Your objective: Repeat the whole listing below, word for word.

========================================================================

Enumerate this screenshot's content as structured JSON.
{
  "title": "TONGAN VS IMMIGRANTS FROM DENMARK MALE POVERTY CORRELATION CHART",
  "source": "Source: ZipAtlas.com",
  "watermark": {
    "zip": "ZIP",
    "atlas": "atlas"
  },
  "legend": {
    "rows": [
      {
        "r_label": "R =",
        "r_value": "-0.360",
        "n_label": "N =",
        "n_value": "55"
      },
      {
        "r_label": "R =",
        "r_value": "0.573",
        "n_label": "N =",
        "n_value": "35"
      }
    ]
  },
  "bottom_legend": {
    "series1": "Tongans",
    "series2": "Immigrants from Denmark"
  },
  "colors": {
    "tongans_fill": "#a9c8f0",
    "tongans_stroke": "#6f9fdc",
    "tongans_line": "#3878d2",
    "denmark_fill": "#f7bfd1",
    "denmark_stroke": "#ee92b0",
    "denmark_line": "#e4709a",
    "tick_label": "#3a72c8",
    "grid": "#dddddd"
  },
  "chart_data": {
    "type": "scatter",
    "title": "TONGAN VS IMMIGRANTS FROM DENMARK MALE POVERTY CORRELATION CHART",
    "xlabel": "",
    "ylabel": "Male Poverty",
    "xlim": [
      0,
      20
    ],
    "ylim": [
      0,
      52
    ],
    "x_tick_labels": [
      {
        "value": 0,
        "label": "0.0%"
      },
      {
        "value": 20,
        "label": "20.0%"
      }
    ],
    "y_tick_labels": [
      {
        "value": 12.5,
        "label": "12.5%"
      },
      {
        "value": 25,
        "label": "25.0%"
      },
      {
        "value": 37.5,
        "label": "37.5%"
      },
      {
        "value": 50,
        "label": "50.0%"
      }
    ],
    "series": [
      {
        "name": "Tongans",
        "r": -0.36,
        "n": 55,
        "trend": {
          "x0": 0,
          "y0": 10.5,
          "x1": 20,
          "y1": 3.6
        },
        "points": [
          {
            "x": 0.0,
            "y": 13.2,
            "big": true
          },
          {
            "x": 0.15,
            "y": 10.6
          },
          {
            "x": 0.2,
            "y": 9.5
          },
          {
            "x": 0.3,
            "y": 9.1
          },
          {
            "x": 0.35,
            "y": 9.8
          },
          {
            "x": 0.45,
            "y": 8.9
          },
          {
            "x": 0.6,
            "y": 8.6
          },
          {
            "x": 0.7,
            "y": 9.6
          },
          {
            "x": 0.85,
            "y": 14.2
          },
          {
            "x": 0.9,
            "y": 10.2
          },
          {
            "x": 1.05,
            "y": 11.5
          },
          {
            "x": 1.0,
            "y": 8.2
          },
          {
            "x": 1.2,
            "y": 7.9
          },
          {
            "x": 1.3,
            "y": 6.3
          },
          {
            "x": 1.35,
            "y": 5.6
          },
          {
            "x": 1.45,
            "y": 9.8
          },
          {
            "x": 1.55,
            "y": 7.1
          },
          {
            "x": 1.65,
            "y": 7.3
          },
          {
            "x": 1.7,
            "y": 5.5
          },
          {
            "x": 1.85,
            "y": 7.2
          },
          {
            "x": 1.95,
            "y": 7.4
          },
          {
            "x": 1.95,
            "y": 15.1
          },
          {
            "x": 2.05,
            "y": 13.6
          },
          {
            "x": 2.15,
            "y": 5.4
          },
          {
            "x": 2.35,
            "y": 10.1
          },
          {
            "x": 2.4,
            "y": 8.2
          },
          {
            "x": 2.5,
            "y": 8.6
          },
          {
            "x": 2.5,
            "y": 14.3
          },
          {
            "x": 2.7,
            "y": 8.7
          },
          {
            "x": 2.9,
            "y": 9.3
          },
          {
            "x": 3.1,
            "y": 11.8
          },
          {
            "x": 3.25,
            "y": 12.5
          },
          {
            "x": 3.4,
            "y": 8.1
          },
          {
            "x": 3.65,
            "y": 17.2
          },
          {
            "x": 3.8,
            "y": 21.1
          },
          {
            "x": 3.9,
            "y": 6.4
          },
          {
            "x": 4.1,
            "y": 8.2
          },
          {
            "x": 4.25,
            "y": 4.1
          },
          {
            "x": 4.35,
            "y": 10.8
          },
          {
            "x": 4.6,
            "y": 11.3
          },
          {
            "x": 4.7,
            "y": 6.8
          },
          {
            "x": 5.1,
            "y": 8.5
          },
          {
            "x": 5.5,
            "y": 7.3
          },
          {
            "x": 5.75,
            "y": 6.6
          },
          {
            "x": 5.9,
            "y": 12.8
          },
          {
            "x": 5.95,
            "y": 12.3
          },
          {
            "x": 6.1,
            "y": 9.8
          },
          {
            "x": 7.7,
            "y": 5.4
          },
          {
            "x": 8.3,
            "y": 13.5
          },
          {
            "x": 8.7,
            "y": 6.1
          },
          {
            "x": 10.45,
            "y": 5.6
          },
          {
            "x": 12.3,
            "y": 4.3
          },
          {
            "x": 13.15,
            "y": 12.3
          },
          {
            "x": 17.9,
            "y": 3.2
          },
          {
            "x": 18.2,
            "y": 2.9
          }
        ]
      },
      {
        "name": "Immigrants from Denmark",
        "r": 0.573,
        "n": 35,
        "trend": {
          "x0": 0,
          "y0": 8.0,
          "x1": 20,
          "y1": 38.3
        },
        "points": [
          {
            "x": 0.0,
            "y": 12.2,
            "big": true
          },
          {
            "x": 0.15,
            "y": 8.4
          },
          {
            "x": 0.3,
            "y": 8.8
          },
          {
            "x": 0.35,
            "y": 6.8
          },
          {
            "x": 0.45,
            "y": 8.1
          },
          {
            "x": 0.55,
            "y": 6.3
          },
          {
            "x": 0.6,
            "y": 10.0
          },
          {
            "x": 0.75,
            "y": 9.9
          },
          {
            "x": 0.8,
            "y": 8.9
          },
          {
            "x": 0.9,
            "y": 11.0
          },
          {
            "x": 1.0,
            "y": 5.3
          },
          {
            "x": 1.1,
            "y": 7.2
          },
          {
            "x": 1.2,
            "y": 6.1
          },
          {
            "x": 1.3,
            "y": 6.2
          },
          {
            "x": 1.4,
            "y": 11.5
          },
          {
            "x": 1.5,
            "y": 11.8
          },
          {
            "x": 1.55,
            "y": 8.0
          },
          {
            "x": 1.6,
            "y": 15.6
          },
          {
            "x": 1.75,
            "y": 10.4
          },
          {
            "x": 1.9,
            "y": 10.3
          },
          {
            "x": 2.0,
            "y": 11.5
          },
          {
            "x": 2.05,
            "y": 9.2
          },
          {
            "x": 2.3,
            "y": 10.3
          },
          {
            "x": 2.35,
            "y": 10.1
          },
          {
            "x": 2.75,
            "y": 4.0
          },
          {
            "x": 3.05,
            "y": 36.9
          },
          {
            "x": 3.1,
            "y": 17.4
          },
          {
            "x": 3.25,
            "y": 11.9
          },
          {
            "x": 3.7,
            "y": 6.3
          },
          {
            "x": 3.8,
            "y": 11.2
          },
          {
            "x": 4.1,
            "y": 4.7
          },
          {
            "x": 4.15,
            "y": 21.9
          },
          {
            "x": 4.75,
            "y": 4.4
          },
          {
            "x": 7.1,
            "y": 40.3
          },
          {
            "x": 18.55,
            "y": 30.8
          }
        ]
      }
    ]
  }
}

========================================================================

Result of the exercise:
Enumerate this screenshot's content as structured JSON.
{
  "title": "TONGAN VS IMMIGRANTS FROM DENMARK MALE POVERTY CORRELATION CHART",
  "source": "Source: ZipAtlas.com",
  "watermark": {
    "zip": "ZIP",
    "atlas": "atlas"
  },
  "legend": {
    "rows": [
      {
        "r_label": "R =",
        "r_value": "-0.360",
        "n_label": "N =",
        "n_value": "55"
      },
      {
        "r_label": "R =",
        "r_value": "0.573",
        "n_label": "N =",
        "n_value": "35"
      }
    ]
  },
  "bottom_legend": {
    "series1": "Tongans",
    "series2": "Immigrants from Denmark"
  },
  "colors": {
    "tongans_fill": "#a9c8f0",
    "tongans_stroke": "#6f9fdc",
    "tongans_line": "#3878d2",
    "denmark_fill": "#f7bfd1",
    "denmark_stroke": "#ee92b0",
    "denmark_line": "#e4709a",
    "tick_label": "#3a72c8",
    "grid": "#dddddd"
  },
  "chart_data": {
    "type": "scatter",
    "title": "TONGAN VS IMMIGRANTS FROM DENMARK MALE POVERTY CORRELATION CHART",
    "xlabel": "",
    "ylabel": "Male Poverty",
    "xlim": [
      0,
      20
    ],
    "ylim": [
      0,
      52
    ],
    "x_tick_labels": [
      {
        "value": 0,
        "label": "0.0%"
      },
      {
        "value": 20,
        "label": "20.0%"
      }
    ],
    "y_tick_labels": [
      {
        "value": 12.5,
        "label": "12.5%"
      },
      {
        "value": 25,
        "label": "25.0%"
      },
      {
        "value": 37.5,
        "label": "37.5%"
      },
      {
        "value": 50,
        "label": "50.0%"
      }
    ],
    "series": [
      {
        "name": "Tongans",
        "r": -0.36,
        "n": 55,
        "trend": {
          "x0": 0,
          "y0": 10.5,
          "x1": 20,
          "y1": 3.6
        },
        "points": [
          {
            "x": 0.0,
            "y": 13.2,
            "big": true
          },
          {
            "x": 0.15,
            "y": 10.6
          },
          {
            "x": 0.2,
            "y": 9.5
          },
          {
            "x": 0.3,
            "y": 9.1
          },
          {
            "x": 0.35,
            "y": 9.8
          },
          {
            "x": 0.45,
            "y": 8.9
          },
          {
            "x": 0.6,
            "y": 8.6
          },
          {
            "x": 0.7,
            "y": 9.6
          },
          {
            "x": 0.85,
            "y": 14.2
          },
          {
            "x": 0.9,
            "y": 10.2
          },
          {
            "x": 1.05,
            "y": 11.5
          },
          {
            "x": 1.0,
            "y": 8.2
          },
          {
            "x": 1.2,
            "y": 7.9
          },
          {
            "x": 1.3,
            "y": 6.3
          },
          {
            "x": 1.35,
            "y": 5.6
          },
          {
            "x": 1.45,
            "y": 9.8
          },
          {
            "x": 1.55,
            "y": 7.1
          },
          {
            "x": 1.65,
            "y": 7.3
          },
          {
            "x": 1.7,
            "y": 5.5
          },
          {
            "x": 1.85,
            "y": 7.2
          },
          {
            "x": 1.95,
            "y": 7.4
          },
          {
            "x": 1.95,
            "y": 15.1
          },
          {
            "x": 2.05,
            "y": 13.6
          },
          {
            "x": 2.15,
            "y": 5.4
          },
          {
            "x": 2.35,
            "y": 10.1
          },
          {
            "x": 2.4,
            "y": 8.2
          },
          {
            "x": 2.5,
            "y": 8.6
          },
          {
            "x": 2.5,
            "y": 14.3
          },
          {
            "x": 2.7,
            "y": 8.7
          },
          {
            "x": 2.9,
            "y": 9.3
          },
          {
            "x": 3.1,
            "y": 11.8
          },
          {
            "x": 3.25,
            "y": 12.5
          },
          {
            "x": 3.4,
            "y": 8.1
          },
          {
            "x": 3.65,
            "y": 17.2
          },
          {
            "x": 3.8,
            "y": 21.1
          },
          {
            "x": 3.9,
            "y": 6.4
          },
          {
            "x": 4.1,
            "y": 8.2
          },
          {
            "x": 4.25,
            "y": 4.1
          },
          {
            "x": 4.35,
            "y": 10.8
          },
          {
            "x": 4.6,
            "y": 11.3
          },
          {
            "x": 4.7,
            "y": 6.8
          },
          {
            "x": 5.1,
            "y": 8.5
          },
          {
            "x": 5.5,
            "y": 7.3
          },
          {
            "x": 5.75,
            "y": 6.6
          },
          {
            "x": 5.9,
            "y": 12.8
          },
          {
            "x": 5.95,
            "y": 12.3
          },
          {
            "x": 6.1,
            "y": 9.8
          },
          {
            "x": 7.7,
            "y": 5.4
          },
          {
            "x": 8.3,
            "y": 13.5
          },
          {
            "x": 8.7,
            "y": 6.1
          },
          {
            "x": 10.45,
            "y": 5.6
          },
          {
            "x": 12.3,
            "y": 4.3
          },
          {
            "x": 13.15,
            "y": 12.3
          },
          {
            "x": 17.9,
            "y": 3.2
          },
          {
            "x": 18.2,
            "y": 2.9
          }
        ]
      },
      {
        "name": "Immigrants from Denmark",
        "r": 0.573,
        "n": 35,
        "trend": {
          "x0": 0,
          "y0": 8.0,
          "x1": 20,
          "y1": 38.3
        },
        "points": [
          {
            "x": 0.0,
            "y": 12.2,
            "big": true
          },
          {
            "x": 0.15,
            "y": 8.4
          },
          {
            "x": 0.3,
            "y": 8.8
          },
          {
            "x": 0.35,
            "y": 6.8
          },
          {
            "x": 0.45,
            "y": 8.1
          },
          {
            "x": 0.55,
            "y": 6.3
          },
          {
            "x": 0.6,
            "y": 10.0
          },
          {
            "x": 0.75,
            "y": 9.9
          },
          {
            "x": 0.8,
            "y": 8.9
          },
          {
            "x": 0.9,
            "y": 11.0
          },
          {
            "x": 1.0,
            "y": 5.3
          },
          {
            "x": 1.1,
            "y": 7.2
          },
          {
            "x": 1.2,
            "y": 6.1
          },
          {
            "x": 1.3,
            "y": 6.2
          },
          {
            "x": 1.4,
            "y": 11.5
          },
          {
            "x": 1.5,
            "y": 11.8
          },
          {
            "x": 1.55,
            "y": 8.0
          },
          {
            "x": 1.6,
            "y": 15.6
          },
          {
            "x": 1.75,
            "y": 10.4
          },
          {
            "x": 1.9,
            "y": 10.3
          },
          {
            "x": 2.0,
            "y": 11.5
          },
          {
            "x": 2.05,
            "y": 9.2
          },
          {
            "x": 2.3,
            "y": 10.3
          },
          {
            "x": 2.35,
            "y": 10.1
          },
          {
            "x": 2.75,
            "y": 4.0
          },
          {
            "x": 3.05,
            "y": 36.9
          },
          {
            "x": 3.1,
            "y": 17.4
          },
          {
            "x": 3.25,
            "y": 11.9
          },
          {
            "x": 3.7,
            "y": 6.3
          },
          {
            "x": 3.8,
            "y": 11.2
          },
          {
            "x": 4.1,
            "y": 4.7
          },
          {
            "x": 4.15,
            "y": 21.9
          },
          {
            "x": 4.75,
            "y": 4.4
          },
          {
            "x": 7.1,
            "y": 40.3
          },
          {
            "x": 18.55,
            "y": 30.8
          }
        ]
      }
    ]
  }
}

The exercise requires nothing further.